> _TASK DESCRIPTION_:
Below are some records; retype all of them exactly.

(Stored entries)

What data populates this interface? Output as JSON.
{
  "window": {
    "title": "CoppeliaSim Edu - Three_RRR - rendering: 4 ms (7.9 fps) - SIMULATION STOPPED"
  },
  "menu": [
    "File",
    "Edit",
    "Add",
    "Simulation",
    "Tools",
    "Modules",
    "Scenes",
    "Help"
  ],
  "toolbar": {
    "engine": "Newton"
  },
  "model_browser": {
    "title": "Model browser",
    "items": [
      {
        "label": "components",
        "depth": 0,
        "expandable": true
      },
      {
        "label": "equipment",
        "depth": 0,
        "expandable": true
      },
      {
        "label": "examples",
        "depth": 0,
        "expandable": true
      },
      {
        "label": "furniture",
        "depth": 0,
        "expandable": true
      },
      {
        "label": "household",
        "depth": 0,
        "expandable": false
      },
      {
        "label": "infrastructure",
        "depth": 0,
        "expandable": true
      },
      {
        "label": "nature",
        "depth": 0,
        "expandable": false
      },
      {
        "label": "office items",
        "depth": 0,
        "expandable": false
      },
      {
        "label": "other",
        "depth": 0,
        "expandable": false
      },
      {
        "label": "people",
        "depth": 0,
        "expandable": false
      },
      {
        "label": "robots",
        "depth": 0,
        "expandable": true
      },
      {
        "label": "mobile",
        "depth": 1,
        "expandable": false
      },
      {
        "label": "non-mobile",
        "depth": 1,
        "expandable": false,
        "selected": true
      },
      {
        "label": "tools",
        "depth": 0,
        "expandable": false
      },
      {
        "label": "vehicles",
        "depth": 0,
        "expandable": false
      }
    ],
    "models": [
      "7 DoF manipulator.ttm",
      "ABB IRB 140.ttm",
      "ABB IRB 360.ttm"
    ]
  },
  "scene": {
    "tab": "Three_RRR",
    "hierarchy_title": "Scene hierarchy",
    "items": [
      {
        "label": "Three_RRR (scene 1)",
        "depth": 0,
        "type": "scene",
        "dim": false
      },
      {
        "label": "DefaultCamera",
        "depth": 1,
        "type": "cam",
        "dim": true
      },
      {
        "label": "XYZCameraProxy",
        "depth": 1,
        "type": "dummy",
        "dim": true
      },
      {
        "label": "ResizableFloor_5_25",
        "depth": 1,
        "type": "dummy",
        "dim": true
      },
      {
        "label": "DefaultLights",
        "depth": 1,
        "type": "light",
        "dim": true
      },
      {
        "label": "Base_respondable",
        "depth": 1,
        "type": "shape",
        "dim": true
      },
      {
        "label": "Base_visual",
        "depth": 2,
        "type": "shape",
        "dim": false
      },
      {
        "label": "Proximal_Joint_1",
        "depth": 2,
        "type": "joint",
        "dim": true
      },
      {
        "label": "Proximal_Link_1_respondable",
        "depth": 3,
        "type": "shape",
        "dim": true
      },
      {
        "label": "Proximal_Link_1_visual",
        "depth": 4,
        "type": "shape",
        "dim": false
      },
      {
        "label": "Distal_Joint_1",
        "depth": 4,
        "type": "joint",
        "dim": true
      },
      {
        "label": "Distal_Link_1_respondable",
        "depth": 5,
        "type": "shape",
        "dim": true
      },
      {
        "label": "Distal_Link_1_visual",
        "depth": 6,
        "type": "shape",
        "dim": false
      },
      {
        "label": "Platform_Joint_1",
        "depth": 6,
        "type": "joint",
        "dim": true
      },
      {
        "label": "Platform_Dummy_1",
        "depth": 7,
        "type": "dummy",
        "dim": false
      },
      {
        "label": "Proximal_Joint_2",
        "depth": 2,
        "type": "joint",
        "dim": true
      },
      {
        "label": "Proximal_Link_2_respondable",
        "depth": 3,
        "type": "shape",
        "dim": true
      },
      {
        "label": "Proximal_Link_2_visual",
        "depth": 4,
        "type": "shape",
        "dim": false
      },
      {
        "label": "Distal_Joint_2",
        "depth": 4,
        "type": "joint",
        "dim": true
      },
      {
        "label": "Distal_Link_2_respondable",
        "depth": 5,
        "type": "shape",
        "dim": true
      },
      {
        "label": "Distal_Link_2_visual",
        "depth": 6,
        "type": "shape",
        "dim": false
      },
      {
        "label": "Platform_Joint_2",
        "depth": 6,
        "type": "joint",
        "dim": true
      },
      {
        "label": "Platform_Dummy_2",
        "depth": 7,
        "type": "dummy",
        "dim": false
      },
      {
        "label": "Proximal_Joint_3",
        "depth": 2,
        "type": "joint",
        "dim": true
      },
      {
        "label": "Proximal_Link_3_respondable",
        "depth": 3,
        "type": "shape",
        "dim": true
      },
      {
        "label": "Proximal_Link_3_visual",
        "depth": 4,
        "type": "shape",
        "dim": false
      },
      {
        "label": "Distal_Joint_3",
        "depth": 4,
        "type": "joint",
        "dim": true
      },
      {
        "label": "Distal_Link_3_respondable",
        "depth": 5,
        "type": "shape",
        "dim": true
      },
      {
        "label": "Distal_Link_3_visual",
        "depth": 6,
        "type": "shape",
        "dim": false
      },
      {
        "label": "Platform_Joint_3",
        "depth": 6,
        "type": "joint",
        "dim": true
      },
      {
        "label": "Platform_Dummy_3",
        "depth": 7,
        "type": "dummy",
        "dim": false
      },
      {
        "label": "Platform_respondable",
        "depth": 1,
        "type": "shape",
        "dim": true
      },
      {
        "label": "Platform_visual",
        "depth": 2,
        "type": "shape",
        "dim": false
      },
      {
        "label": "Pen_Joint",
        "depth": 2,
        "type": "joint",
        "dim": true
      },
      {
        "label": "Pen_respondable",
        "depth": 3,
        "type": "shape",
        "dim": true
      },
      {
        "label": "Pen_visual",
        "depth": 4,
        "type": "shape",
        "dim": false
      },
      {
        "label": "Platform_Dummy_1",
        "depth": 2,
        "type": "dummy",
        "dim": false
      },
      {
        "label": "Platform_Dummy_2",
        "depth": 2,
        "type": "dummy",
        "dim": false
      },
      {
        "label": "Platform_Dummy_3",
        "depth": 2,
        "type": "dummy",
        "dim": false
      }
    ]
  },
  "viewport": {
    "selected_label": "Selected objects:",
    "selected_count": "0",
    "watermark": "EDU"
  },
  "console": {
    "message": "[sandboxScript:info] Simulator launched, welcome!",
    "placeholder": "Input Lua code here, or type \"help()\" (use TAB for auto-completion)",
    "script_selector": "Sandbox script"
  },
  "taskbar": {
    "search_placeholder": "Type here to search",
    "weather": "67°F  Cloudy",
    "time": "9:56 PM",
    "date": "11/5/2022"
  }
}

> _EXERCISE SOLUTION_:
What data populates this interface? Output as JSON.
{
  "window": {
    "title": "CoppeliaSim Edu - Three_RRR - rendering: 4 ms (7.9 fps) - SIMULATION STOPPED"
  },
  "menu": [
    "File",
    "Edit",
    "Add",
    "Simulation",
    "Tools",
    "Modules",
    "Scenes",
    "Help"
  ],
  "toolbar": {
    "engine": "Newton"
  },
  "model_browser": {
    "title": "Model browser",
    "items": [
      {
        "label": "components",
        "depth": 0,
        "expandable": true
      },
      {
        "label": "equipment",
        "depth": 0,
        "expandable": true
      },
      {
        "label": "examples",
        "depth": 0,
        "expandable": true
      },
      {
        "label": "furniture",
        "depth": 0,
        "expandable": true
      },
      {
        "label": "household",
        "depth": 0,
        "expandable": false
      },
      {
        "label": "infrastructure",
        "depth": 0,
        "expandable": true
      },
      {
        "label": "nature",
        "depth": 0,
        "expandable": false
      },
      {
        "label": "office items",
        "depth": 0,
        "expandable": false
      },
      {
        "label": "other",
        "depth": 0,
        "expandable": false
      },
      {
        "label": "people",
        "depth": 0,
        "expandable": false
      },
      {
        "label": "robots",
        "depth": 0,
        "expandable": true
      },
      {
        "label": "mobile",
        "depth": 1,
        "expandable": false
      },
      {
        "label": "non-mobile",
        "depth": 1,
        "expandable": false,
        "selected": true
      },
      {
        "label": "tools",
        "depth": 0,
        "expandable": false
      },
      {
        "label": "vehicles",
        "depth": 0,
        "expandable": false
      }
    ],
    "models": [
      "7 DoF manipulator.ttm",
      "ABB IRB 140.ttm",
      "ABB IRB 360.ttm"
    ]
  },
  "scene": {
    "tab": "Three_RRR",
    "hierarchy_title": "Scene hierarchy",
    "items": [
      {
        "label": "Three_RRR (scene 1)",
        "depth": 0,
        "type": "scene",
        "dim": false
      },
      {
        "label": "DefaultCamera",
        "depth": 1,
        "type": "cam",
        "dim": true
      },
      {
        "label": "XYZCameraProxy",
        "depth": 1,
        "type": "dummy",
        "dim": true
      },
      {
        "label": "ResizableFloor_5_25",
        "depth": 1,
        "type": "dummy",
        "dim": true
      },
      {
        "label": "DefaultLights",
        "depth": 1,
        "type": "light",
        "dim": true
      },
      {
        "label": "Base_respondable",
        "depth": 1,
        "type": "shape",
        "dim": true
      },
      {
        "label": "Base_visual",
        "depth": 2,
        "type": "shape",
        "dim": false
      },
      {
        "label": "Proximal_Joint_1",
        "depth": 2,
        "type": "joint",
        "dim": true
      },
      {
        "label": "Proximal_Link_1_respondable",
        "depth": 3,
        "type": "shape",
        "dim": true
      },
      {
        "label": "Proximal_Link_1_visual",
        "depth": 4,
        "type": "shape",
        "dim": false
      },
      {
        "label": "Distal_Joint_1",
        "depth": 4,
        "type": "joint",
        "dim": true
      },
      {
        "label": "Distal_Link_1_respondable",
        "depth": 5,
        "type": "shape",
        "dim": true
      },
      {
        "label": "Distal_Link_1_visual",
        "depth": 6,
        "type": "shape",
        "dim": false
      },
      {
        "label": "Platform_Joint_1",
        "depth": 6,
        "type": "joint",
        "dim": true
      },
      {
        "label": "Platform_Dummy_1",
        "depth": 7,
        "type": "dummy",
        "dim": false
      },
      {
        "label": "Proximal_Joint_2",
        "depth": 2,
        "type": "joint",
        "dim": true
      },
      {
        "label": "Proximal_Link_2_respondable",
        "depth": 3,
        "type": "shape",
        "dim": true
      },
      {
        "label": "Proximal_Link_2_visual",
        "depth": 4,
        "type": "shape",
        "dim": false
      },
      {
        "label": "Distal_Joint_2",
        "depth": 4,
        "type": "joint",
        "dim": true
      },
      {
        "label": "Distal_Link_2_respondable",
        "depth": 5,
        "type": "shape",
        "dim": true
      },
      {
        "label": "Distal_Link_2_visual",
        "depth": 6,
        "type": "shape",
        "dim": false
      },
      {
        "label": "Platform_Joint_2",
        "depth": 6,
        "type": "joint",
        "dim": true
      },
      {
        "label": "Platform_Dummy_2",
        "depth": 7,
        "type": "dummy",
        "dim": false
      },
      {
        "label": "Proximal_Joint_3",
        "depth": 2,
        "type": "joint",
        "dim": true
      },
      {
        "label": "Proximal_Link_3_respondable",
        "depth": 3,
        "type": "shape",
        "dim": true
      },
      {
        "label": "Proximal_Link_3_visual",
        "depth": 4,
        "type": "shape",
        "dim": false
      },
      {
        "label": "Distal_Joint_3",
        "depth": 4,
        "type": "joint",
        "dim": true
      },
      {
        "label": "Distal_Link_3_respondable",
        "depth": 5,
        "type": "shape",
        "dim": true
      },
      {
        "label": "Distal_Link_3_visual",
        "depth": 6,
        "type": "shape",
        "dim": false
      },
      {
        "label": "Platform_Joint_3",
        "depth": 6,
        "type": "joint",
        "dim": true
      },
      {
        "label": "Platform_Dummy_3",
        "depth": 7,
        "type": "dummy",
        "dim": false
      },
      {
        "label": "Platform_respondable",
        "depth": 1,
        "type": "shape",
        "dim": true
      },
      {
        "label": "Platform_visual",
        "depth": 2,
        "type": "shape",
        "dim": false
      },
      {
        "label": "Pen_Joint",
        "depth": 2,
        "type": "joint",
        "dim": true
      },
      {
        "label": "Pen_respondable",
        "depth": 3,
        "type": "shape",
        "dim": true
      },
      {
        "label": "Pen_visual",
        "depth": 4,
        "type": "shape",
        "dim": false
      },
      {
        "label": "Platform_Dummy_1",
        "depth": 2,
        "type": "dummy",
        "dim": false
      },
      {
        "label": "Platform_Dummy_2",
        "depth": 2,
        "type": "dummy",
        "dim": false
      },
      {
        "label": "Platform_Dummy_3",
        "depth": 2,
        "type": "dummy",
        "dim": false
      }
    ]
  },
  "viewport": {
    "selected_label": "Selected objects:",
    "selected_count": "0",
    "watermark": "EDU"
  },
  "console": {
    "message": "[sandboxScript:info] Simulator launched, welcome!",
    "placeholder": "Input Lua code here, or type \"help()\" (use TAB for auto-completion)",
    "script_selector": "Sandbox script"
  },
  "taskbar": {
    "search_placeholder": "Type here to search",
    "weather": "67°F  Cloudy",
    "time": "9:56 PM",
    "date": "11/5/2022"
  }
}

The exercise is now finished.